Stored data
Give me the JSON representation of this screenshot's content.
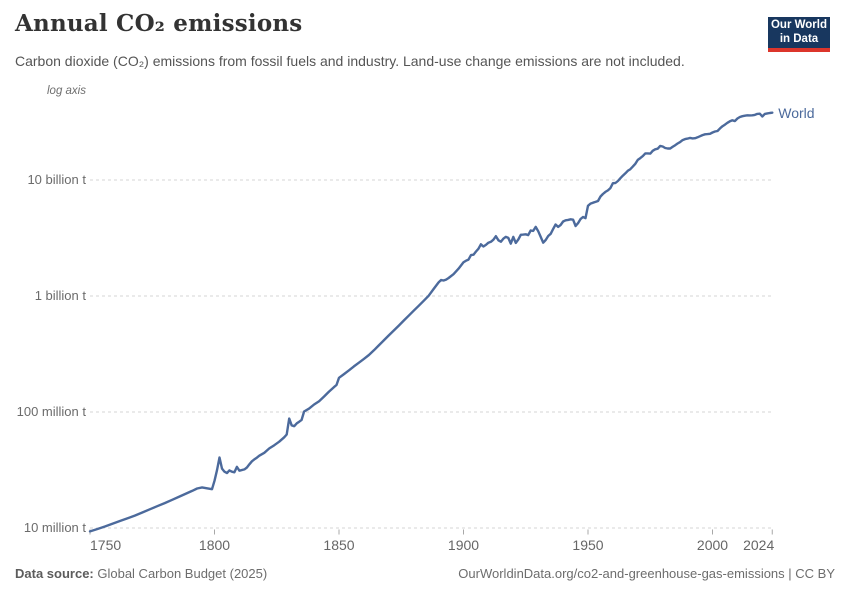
{
  "header": {
    "title": "Annual CO₂ emissions",
    "subtitle": "Carbon dioxide (CO₂) emissions from fossil fuels and industry. Land-use change emissions are not included.",
    "logo": {
      "line1": "Our World",
      "line2": "in Data"
    }
  },
  "chart": {
    "axis_note": "log axis"
  },
  "chart_data": {
    "type": "line",
    "title": "Annual CO₂ emissions",
    "log_scale": true,
    "x_range": [
      1750,
      2024
    ],
    "x_ticks": [
      1750,
      1800,
      1850,
      1900,
      1950,
      2000,
      2024
    ],
    "y_ticks": [
      {
        "value": 10,
        "label": "10 million t"
      },
      {
        "value": 100,
        "label": "100 million t"
      },
      {
        "value": 1000,
        "label": "1 billion t"
      },
      {
        "value": 10000,
        "label": "10 billion t"
      }
    ],
    "values_unit": "million tonnes of CO₂",
    "grid": "dashed horizontal",
    "legend_position": "end-of-line label",
    "series": [
      {
        "name": "World",
        "color": "#4C6A9C",
        "points": [
          [
            1750,
            9.35
          ],
          [
            1753,
            9.8
          ],
          [
            1756,
            10.3
          ],
          [
            1759,
            10.9
          ],
          [
            1762,
            11.5
          ],
          [
            1765,
            12.1
          ],
          [
            1768,
            12.8
          ],
          [
            1771,
            13.6
          ],
          [
            1774,
            14.5
          ],
          [
            1777,
            15.4
          ],
          [
            1780,
            16.4
          ],
          [
            1783,
            17.5
          ],
          [
            1786,
            18.7
          ],
          [
            1789,
            20
          ],
          [
            1791,
            20.9
          ],
          [
            1793,
            21.9
          ],
          [
            1795,
            22.4
          ],
          [
            1797,
            22
          ],
          [
            1799,
            21.6
          ],
          [
            1800,
            25.5
          ],
          [
            1801,
            31.5
          ],
          [
            1802,
            40.5
          ],
          [
            1803,
            32.5
          ],
          [
            1804,
            30.6
          ],
          [
            1805,
            29.8
          ],
          [
            1806,
            31.4
          ],
          [
            1807,
            30.6
          ],
          [
            1808,
            30.2
          ],
          [
            1809,
            33.6
          ],
          [
            1810,
            31.2
          ],
          [
            1812,
            32
          ],
          [
            1813,
            33.2
          ],
          [
            1814,
            35.4
          ],
          [
            1815,
            37.6
          ],
          [
            1816,
            39
          ],
          [
            1817,
            40.4
          ],
          [
            1818,
            42
          ],
          [
            1820,
            44.5
          ],
          [
            1822,
            48.6
          ],
          [
            1824,
            51.7
          ],
          [
            1826,
            55.5
          ],
          [
            1828,
            60.5
          ],
          [
            1829,
            64
          ],
          [
            1830,
            87.8
          ],
          [
            1831,
            76.7
          ],
          [
            1832,
            75.4
          ],
          [
            1833,
            79.7
          ],
          [
            1834,
            82.5
          ],
          [
            1835,
            85.5
          ],
          [
            1836,
            101
          ],
          [
            1838,
            107
          ],
          [
            1840,
            116
          ],
          [
            1842,
            124
          ],
          [
            1844,
            136
          ],
          [
            1846,
            150
          ],
          [
            1848,
            164
          ],
          [
            1849,
            171
          ],
          [
            1850,
            197
          ],
          [
            1852,
            212
          ],
          [
            1854,
            229
          ],
          [
            1856,
            247
          ],
          [
            1858,
            266
          ],
          [
            1860,
            287
          ],
          [
            1862,
            310
          ],
          [
            1864,
            340
          ],
          [
            1866,
            375
          ],
          [
            1868,
            414
          ],
          [
            1870,
            457
          ],
          [
            1872,
            504
          ],
          [
            1874,
            556
          ],
          [
            1876,
            614
          ],
          [
            1878,
            677
          ],
          [
            1880,
            747
          ],
          [
            1882,
            824
          ],
          [
            1884,
            909
          ],
          [
            1886,
            1003
          ],
          [
            1888,
            1150
          ],
          [
            1890,
            1310
          ],
          [
            1891,
            1375
          ],
          [
            1892,
            1360
          ],
          [
            1893,
            1385
          ],
          [
            1894,
            1430
          ],
          [
            1896,
            1540
          ],
          [
            1898,
            1720
          ],
          [
            1900,
            1952
          ],
          [
            1901,
            2015
          ],
          [
            1902,
            2060
          ],
          [
            1903,
            2250
          ],
          [
            1904,
            2270
          ],
          [
            1905,
            2420
          ],
          [
            1906,
            2550
          ],
          [
            1907,
            2790
          ],
          [
            1908,
            2670
          ],
          [
            1909,
            2760
          ],
          [
            1910,
            2880
          ],
          [
            1911,
            2930
          ],
          [
            1912,
            3060
          ],
          [
            1913,
            3280
          ],
          [
            1914,
            3020
          ],
          [
            1915,
            2940
          ],
          [
            1916,
            3120
          ],
          [
            1917,
            3240
          ],
          [
            1918,
            3170
          ],
          [
            1919,
            2830
          ],
          [
            1920,
            3230
          ],
          [
            1921,
            2870
          ],
          [
            1922,
            3070
          ],
          [
            1923,
            3370
          ],
          [
            1924,
            3380
          ],
          [
            1925,
            3400
          ],
          [
            1926,
            3350
          ],
          [
            1927,
            3670
          ],
          [
            1928,
            3640
          ],
          [
            1929,
            3940
          ],
          [
            1930,
            3620
          ],
          [
            1931,
            3230
          ],
          [
            1932,
            2880
          ],
          [
            1933,
            3040
          ],
          [
            1934,
            3290
          ],
          [
            1935,
            3440
          ],
          [
            1936,
            3770
          ],
          [
            1937,
            4130
          ],
          [
            1938,
            3940
          ],
          [
            1939,
            4090
          ],
          [
            1940,
            4390
          ],
          [
            1941,
            4490
          ],
          [
            1942,
            4530
          ],
          [
            1943,
            4580
          ],
          [
            1944,
            4550
          ],
          [
            1945,
            4010
          ],
          [
            1946,
            4240
          ],
          [
            1947,
            4600
          ],
          [
            1948,
            4800
          ],
          [
            1949,
            4690
          ],
          [
            1950,
            5990
          ],
          [
            1951,
            6260
          ],
          [
            1952,
            6370
          ],
          [
            1953,
            6480
          ],
          [
            1954,
            6590
          ],
          [
            1955,
            7210
          ],
          [
            1956,
            7580
          ],
          [
            1957,
            7900
          ],
          [
            1958,
            8130
          ],
          [
            1959,
            8520
          ],
          [
            1960,
            9390
          ],
          [
            1961,
            9420
          ],
          [
            1962,
            9810
          ],
          [
            1963,
            10370
          ],
          [
            1964,
            10910
          ],
          [
            1965,
            11430
          ],
          [
            1966,
            12000
          ],
          [
            1967,
            12380
          ],
          [
            1968,
            13040
          ],
          [
            1969,
            13790
          ],
          [
            1970,
            14900
          ],
          [
            1971,
            15460
          ],
          [
            1972,
            16080
          ],
          [
            1973,
            16950
          ],
          [
            1974,
            16970
          ],
          [
            1975,
            16880
          ],
          [
            1976,
            17850
          ],
          [
            1977,
            18410
          ],
          [
            1978,
            18610
          ],
          [
            1979,
            19660
          ],
          [
            1980,
            19460
          ],
          [
            1981,
            18860
          ],
          [
            1982,
            18680
          ],
          [
            1983,
            18680
          ],
          [
            1984,
            19340
          ],
          [
            1985,
            19960
          ],
          [
            1986,
            20640
          ],
          [
            1987,
            21220
          ],
          [
            1988,
            22080
          ],
          [
            1989,
            22500
          ],
          [
            1990,
            22740
          ],
          [
            1991,
            23050
          ],
          [
            1992,
            22830
          ],
          [
            1993,
            22910
          ],
          [
            1994,
            23320
          ],
          [
            1995,
            23840
          ],
          [
            1996,
            24390
          ],
          [
            1997,
            24790
          ],
          [
            1998,
            24880
          ],
          [
            1999,
            25000
          ],
          [
            2000,
            25650
          ],
          [
            2001,
            26200
          ],
          [
            2002,
            26460
          ],
          [
            2003,
            27840
          ],
          [
            2004,
            29070
          ],
          [
            2005,
            30020
          ],
          [
            2006,
            31110
          ],
          [
            2007,
            32040
          ],
          [
            2008,
            32690
          ],
          [
            2009,
            32170
          ],
          [
            2010,
            33900
          ],
          [
            2011,
            34950
          ],
          [
            2012,
            35470
          ],
          [
            2013,
            35830
          ],
          [
            2014,
            36110
          ],
          [
            2015,
            36020
          ],
          [
            2016,
            36090
          ],
          [
            2017,
            36440
          ],
          [
            2018,
            37110
          ],
          [
            2019,
            37290
          ],
          [
            2020,
            35260
          ],
          [
            2021,
            37120
          ],
          [
            2022,
            37500
          ],
          [
            2023,
            37790
          ],
          [
            2024,
            38000
          ]
        ]
      }
    ]
  },
  "footer": {
    "source_label": "Data source:",
    "source": " Global Carbon Budget (2025)",
    "credit": "OurWorldinData.org/co2-and-greenhouse-gas-emissions | CC BY"
  },
  "colors": {
    "line": "#4C6A9C",
    "grid": "#d6d6d6",
    "tick": "#a8a8a8",
    "logo_bg": "#18375f",
    "logo_accent": "#dc352b"
  }
}
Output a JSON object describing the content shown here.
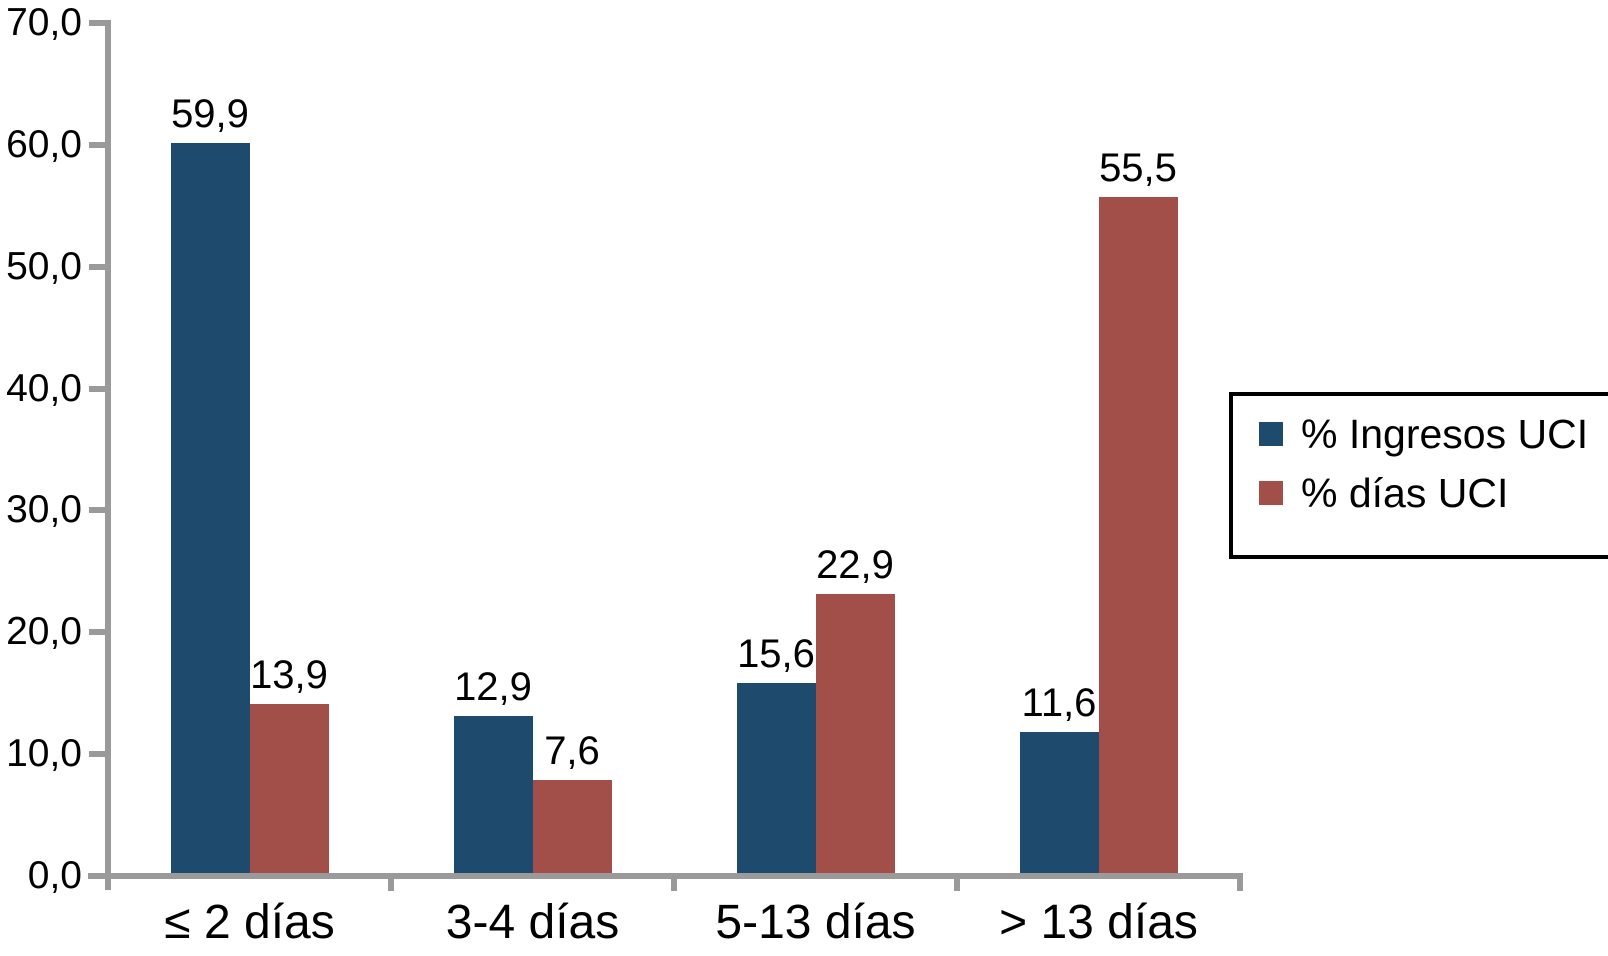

Goal:
Collect every line above that contains the word "emissions".

Output for this exercise:
    "title": "Annual CO₂ emissions",
    "subtitle": "Carbon dioxide (CO₂) emissions from fossil fuels and industry. Land-use change emissions are not included.",
    "title": "Annual CO₂ emissions",
    "credit": "OurWorldinData.org/co2-and-greenhouse-gas-emissions | CC BY"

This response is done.